▶ **EXERCISE PROMPT**
Could you reproduce the listing below word for word, keeping every line unchanged and in the same order?
>> begin LISTED RECORDS
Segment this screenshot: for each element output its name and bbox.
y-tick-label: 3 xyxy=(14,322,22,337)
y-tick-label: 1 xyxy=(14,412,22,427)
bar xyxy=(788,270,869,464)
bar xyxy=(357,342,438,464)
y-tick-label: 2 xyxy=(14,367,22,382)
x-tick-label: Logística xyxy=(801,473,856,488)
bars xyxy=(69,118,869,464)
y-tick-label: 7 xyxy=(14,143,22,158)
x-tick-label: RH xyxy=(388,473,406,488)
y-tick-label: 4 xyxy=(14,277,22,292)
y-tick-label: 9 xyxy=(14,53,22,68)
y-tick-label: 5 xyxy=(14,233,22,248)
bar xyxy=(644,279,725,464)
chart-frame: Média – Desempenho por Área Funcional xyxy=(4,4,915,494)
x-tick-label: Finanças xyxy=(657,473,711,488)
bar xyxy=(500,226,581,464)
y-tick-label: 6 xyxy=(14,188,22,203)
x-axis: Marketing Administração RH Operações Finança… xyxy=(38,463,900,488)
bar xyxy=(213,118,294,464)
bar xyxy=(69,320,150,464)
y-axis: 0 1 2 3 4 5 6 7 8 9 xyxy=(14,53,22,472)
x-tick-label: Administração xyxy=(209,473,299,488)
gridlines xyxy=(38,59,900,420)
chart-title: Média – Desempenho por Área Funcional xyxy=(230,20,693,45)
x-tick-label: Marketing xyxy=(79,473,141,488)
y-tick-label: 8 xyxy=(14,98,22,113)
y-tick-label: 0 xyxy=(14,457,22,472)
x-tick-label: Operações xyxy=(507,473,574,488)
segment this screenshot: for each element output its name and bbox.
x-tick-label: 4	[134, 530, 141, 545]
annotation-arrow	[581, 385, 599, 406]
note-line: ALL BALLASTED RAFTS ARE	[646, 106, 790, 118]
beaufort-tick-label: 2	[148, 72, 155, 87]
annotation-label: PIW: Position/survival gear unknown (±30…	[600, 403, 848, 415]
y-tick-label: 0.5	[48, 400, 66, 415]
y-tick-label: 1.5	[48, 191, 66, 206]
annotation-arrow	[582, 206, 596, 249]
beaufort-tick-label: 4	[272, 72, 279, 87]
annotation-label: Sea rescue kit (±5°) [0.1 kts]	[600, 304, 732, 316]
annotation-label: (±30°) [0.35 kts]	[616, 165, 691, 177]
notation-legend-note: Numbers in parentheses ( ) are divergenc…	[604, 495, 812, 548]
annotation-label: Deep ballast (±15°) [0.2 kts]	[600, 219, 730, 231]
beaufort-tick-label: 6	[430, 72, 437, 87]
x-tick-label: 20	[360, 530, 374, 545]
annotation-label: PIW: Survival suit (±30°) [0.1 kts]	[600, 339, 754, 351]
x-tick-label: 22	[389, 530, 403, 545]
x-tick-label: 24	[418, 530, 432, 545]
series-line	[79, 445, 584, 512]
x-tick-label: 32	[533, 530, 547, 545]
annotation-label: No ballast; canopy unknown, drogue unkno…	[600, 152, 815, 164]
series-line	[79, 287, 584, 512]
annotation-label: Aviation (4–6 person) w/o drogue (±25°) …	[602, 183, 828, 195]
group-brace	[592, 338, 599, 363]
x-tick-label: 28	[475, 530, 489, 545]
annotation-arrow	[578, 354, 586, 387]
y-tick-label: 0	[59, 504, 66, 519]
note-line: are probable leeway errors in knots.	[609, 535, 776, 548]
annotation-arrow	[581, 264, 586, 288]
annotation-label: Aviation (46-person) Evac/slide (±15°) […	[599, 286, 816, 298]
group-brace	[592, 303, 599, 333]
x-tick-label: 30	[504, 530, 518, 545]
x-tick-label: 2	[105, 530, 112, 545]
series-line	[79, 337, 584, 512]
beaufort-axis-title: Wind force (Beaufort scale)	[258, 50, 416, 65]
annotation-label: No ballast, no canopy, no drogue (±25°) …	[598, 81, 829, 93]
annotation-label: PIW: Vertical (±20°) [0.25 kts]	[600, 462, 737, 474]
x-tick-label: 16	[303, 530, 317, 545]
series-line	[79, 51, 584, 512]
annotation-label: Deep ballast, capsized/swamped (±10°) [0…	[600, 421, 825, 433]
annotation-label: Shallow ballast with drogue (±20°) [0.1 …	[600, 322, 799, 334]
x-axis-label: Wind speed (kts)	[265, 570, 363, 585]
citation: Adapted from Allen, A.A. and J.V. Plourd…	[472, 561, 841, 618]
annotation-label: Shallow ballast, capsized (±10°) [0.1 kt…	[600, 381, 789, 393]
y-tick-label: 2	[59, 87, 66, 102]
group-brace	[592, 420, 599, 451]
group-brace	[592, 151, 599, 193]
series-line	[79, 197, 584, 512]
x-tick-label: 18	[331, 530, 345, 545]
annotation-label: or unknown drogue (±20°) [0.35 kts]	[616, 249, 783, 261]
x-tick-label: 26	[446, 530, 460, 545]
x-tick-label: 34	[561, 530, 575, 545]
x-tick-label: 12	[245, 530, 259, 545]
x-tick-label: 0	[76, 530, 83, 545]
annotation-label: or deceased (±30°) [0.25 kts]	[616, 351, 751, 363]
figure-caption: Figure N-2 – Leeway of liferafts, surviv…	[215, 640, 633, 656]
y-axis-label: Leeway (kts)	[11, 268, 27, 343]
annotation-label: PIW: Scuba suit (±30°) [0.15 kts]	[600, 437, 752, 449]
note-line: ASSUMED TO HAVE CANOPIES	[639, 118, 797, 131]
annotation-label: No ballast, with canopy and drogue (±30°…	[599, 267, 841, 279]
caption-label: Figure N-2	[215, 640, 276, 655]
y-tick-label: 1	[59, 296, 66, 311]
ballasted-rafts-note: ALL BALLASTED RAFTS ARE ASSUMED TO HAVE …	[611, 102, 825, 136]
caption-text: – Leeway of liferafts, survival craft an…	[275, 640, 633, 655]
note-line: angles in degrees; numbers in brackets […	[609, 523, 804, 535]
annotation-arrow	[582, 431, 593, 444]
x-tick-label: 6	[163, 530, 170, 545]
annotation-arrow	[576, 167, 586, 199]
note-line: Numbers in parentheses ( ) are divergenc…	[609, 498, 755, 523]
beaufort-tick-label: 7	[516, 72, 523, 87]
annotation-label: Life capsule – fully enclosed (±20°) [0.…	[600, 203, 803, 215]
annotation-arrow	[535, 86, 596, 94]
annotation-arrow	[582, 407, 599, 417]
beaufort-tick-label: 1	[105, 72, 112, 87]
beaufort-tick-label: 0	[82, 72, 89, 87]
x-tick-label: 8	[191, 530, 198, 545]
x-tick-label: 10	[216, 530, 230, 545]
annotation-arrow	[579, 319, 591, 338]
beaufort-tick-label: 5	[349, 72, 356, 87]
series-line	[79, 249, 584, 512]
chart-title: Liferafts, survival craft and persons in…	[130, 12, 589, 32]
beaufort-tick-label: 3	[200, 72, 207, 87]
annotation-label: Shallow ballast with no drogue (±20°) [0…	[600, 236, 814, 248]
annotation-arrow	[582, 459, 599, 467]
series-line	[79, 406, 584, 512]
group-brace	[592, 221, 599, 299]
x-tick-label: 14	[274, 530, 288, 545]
>> end LISTED RECORDS
▶ **WRITTEN RESPONSE**
Segment this screenshot: for each element output its name and bbox.
y-tick-label: 3 xyxy=(14,322,22,337)
y-tick-label: 1 xyxy=(14,412,22,427)
bar xyxy=(788,270,869,464)
bar xyxy=(357,342,438,464)
y-tick-label: 2 xyxy=(14,367,22,382)
x-tick-label: Logística xyxy=(801,473,856,488)
bars xyxy=(69,118,869,464)
y-tick-label: 7 xyxy=(14,143,22,158)
x-tick-label: RH xyxy=(388,473,406,488)
y-tick-label: 4 xyxy=(14,277,22,292)
y-tick-label: 9 xyxy=(14,53,22,68)
y-tick-label: 5 xyxy=(14,233,22,248)
bar xyxy=(644,279,725,464)
chart-frame: Média – Desempenho por Área Funcional xyxy=(4,4,915,494)
x-tick-label: Finanças xyxy=(657,473,711,488)
bar xyxy=(500,226,581,464)
y-tick-label: 6 xyxy=(14,188,22,203)
x-axis: Marketing Administração RH Operações Finança… xyxy=(38,463,900,488)
bar xyxy=(213,118,294,464)
bar xyxy=(69,320,150,464)
y-axis: 0 1 2 3 4 5 6 7 8 9 xyxy=(14,53,22,472)
x-tick-label: Administração xyxy=(209,473,299,488)
gridlines xyxy=(38,59,900,420)
chart-title: Média – Desempenho por Área Funcional xyxy=(230,20,693,45)
x-tick-label: Marketing xyxy=(79,473,141,488)
y-tick-label: 8 xyxy=(14,98,22,113)
y-tick-label: 0 xyxy=(14,457,22,472)
x-tick-label: Operações xyxy=(507,473,574,488)
segment this screenshot: for each element output its name and bbox.
x-tick-label: 4	[134, 530, 141, 545]
annotation-arrow	[581, 385, 599, 406]
note-line: ALL BALLASTED RAFTS ARE	[646, 106, 790, 118]
beaufort-tick-label: 2	[148, 72, 155, 87]
annotation-label: PIW: Position/survival gear unknown (±30…	[600, 403, 848, 415]
y-tick-label: 0.5	[48, 400, 66, 415]
y-tick-label: 1.5	[48, 191, 66, 206]
annotation-arrow	[582, 206, 596, 249]
beaufort-tick-label: 4	[272, 72, 279, 87]
annotation-label: Sea rescue kit (±5°) [0.1 kts]	[600, 304, 732, 316]
annotation-label: (±30°) [0.35 kts]	[616, 165, 691, 177]
notation-legend-note: Numbers in parentheses ( ) are divergenc…	[604, 495, 812, 548]
annotation-label: Deep ballast (±15°) [0.2 kts]	[600, 219, 730, 231]
beaufort-tick-label: 6	[430, 72, 437, 87]
x-tick-label: 20	[360, 530, 374, 545]
annotation-label: PIW: Survival suit (±30°) [0.1 kts]	[600, 339, 754, 351]
x-tick-label: 22	[389, 530, 403, 545]
x-tick-label: 24	[418, 530, 432, 545]
series-line	[79, 445, 584, 512]
x-tick-label: 32	[533, 530, 547, 545]
annotation-label: No ballast; canopy unknown, drogue unkno…	[600, 152, 815, 164]
series-line	[79, 287, 584, 512]
annotation-label: Aviation (4–6 person) w/o drogue (±25°) …	[602, 183, 828, 195]
group-brace	[592, 338, 599, 363]
x-tick-label: 28	[475, 530, 489, 545]
annotation-arrow	[578, 354, 586, 387]
y-tick-label: 0	[59, 504, 66, 519]
note-line: are probable leeway errors in knots.	[609, 535, 776, 548]
annotation-arrow	[581, 264, 586, 288]
annotation-label: Aviation (46-person) Evac/slide (±15°) […	[599, 286, 816, 298]
group-brace	[592, 303, 599, 333]
x-tick-label: 30	[504, 530, 518, 545]
x-tick-label: 2	[105, 530, 112, 545]
series-line	[79, 337, 584, 512]
beaufort-axis-title: Wind force (Beaufort scale)	[258, 50, 416, 65]
annotation-label: No ballast, no canopy, no drogue (±25°) …	[598, 81, 829, 93]
annotation-label: PIW: Vertical (±20°) [0.25 kts]	[600, 462, 737, 474]
x-tick-label: 16	[303, 530, 317, 545]
series-line	[79, 51, 584, 512]
annotation-label: Deep ballast, capsized/swamped (±10°) [0…	[600, 421, 825, 433]
annotation-label: Shallow ballast with drogue (±20°) [0.1 …	[600, 322, 799, 334]
x-axis-label: Wind speed (kts)	[265, 570, 363, 585]
citation: Adapted from Allen, A.A. and J.V. Plourd…	[472, 561, 841, 618]
annotation-label: Shallow ballast, capsized (±10°) [0.1 kt…	[600, 381, 789, 393]
y-tick-label: 2	[59, 87, 66, 102]
group-brace	[592, 420, 599, 451]
group-brace	[592, 151, 599, 193]
series-line	[79, 197, 584, 512]
x-tick-label: 18	[331, 530, 345, 545]
annotation-label: or unknown drogue (±20°) [0.35 kts]	[616, 249, 783, 261]
x-tick-label: 26	[446, 530, 460, 545]
x-tick-label: 34	[561, 530, 575, 545]
x-tick-label: 12	[245, 530, 259, 545]
x-tick-label: 0	[76, 530, 83, 545]
annotation-label: or deceased (±30°) [0.25 kts]	[616, 351, 751, 363]
figure-caption: Figure N-2 – Leeway of liferafts, surviv…	[215, 640, 633, 656]
y-axis-label: Leeway (kts)	[11, 268, 27, 343]
annotation-label: PIW: Scuba suit (±30°) [0.15 kts]	[600, 437, 752, 449]
note-line: ASSUMED TO HAVE CANOPIES	[639, 118, 797, 131]
annotation-label: No ballast, with canopy and drogue (±30°…	[599, 267, 841, 279]
caption-label: Figure N-2	[215, 640, 276, 655]
y-tick-label: 1	[59, 296, 66, 311]
ballasted-rafts-note: ALL BALLASTED RAFTS ARE ASSUMED TO HAVE …	[611, 102, 825, 136]
caption-text: – Leeway of liferafts, survival craft an…	[275, 640, 633, 655]
note-line: angles in degrees; numbers in brackets […	[609, 523, 804, 535]
annotation-arrow	[582, 431, 593, 444]
x-tick-label: 6	[163, 530, 170, 545]
annotation-arrow	[576, 167, 586, 199]
note-line: Numbers in parentheses ( ) are divergenc…	[609, 498, 755, 523]
beaufort-tick-label: 7	[516, 72, 523, 87]
annotation-label: Life capsule – fully enclosed (±20°) [0.…	[600, 203, 803, 215]
annotation-arrow	[535, 86, 596, 94]
annotation-arrow	[582, 407, 599, 417]
beaufort-tick-label: 1	[105, 72, 112, 87]
beaufort-tick-label: 0	[82, 72, 89, 87]
x-tick-label: 8	[191, 530, 198, 545]
x-tick-label: 10	[216, 530, 230, 545]
annotation-arrow	[579, 319, 591, 338]
beaufort-tick-label: 5	[349, 72, 356, 87]
series-line	[79, 249, 584, 512]
chart-title: Liferafts, survival craft and persons in…	[130, 12, 589, 32]
beaufort-tick-label: 3	[200, 72, 207, 87]
annotation-label: Shallow ballast with no drogue (±20°) [0…	[600, 236, 814, 248]
annotation-arrow	[582, 459, 599, 467]
series-line	[79, 406, 584, 512]
group-brace	[592, 221, 599, 299]
x-tick-label: 14	[274, 530, 288, 545]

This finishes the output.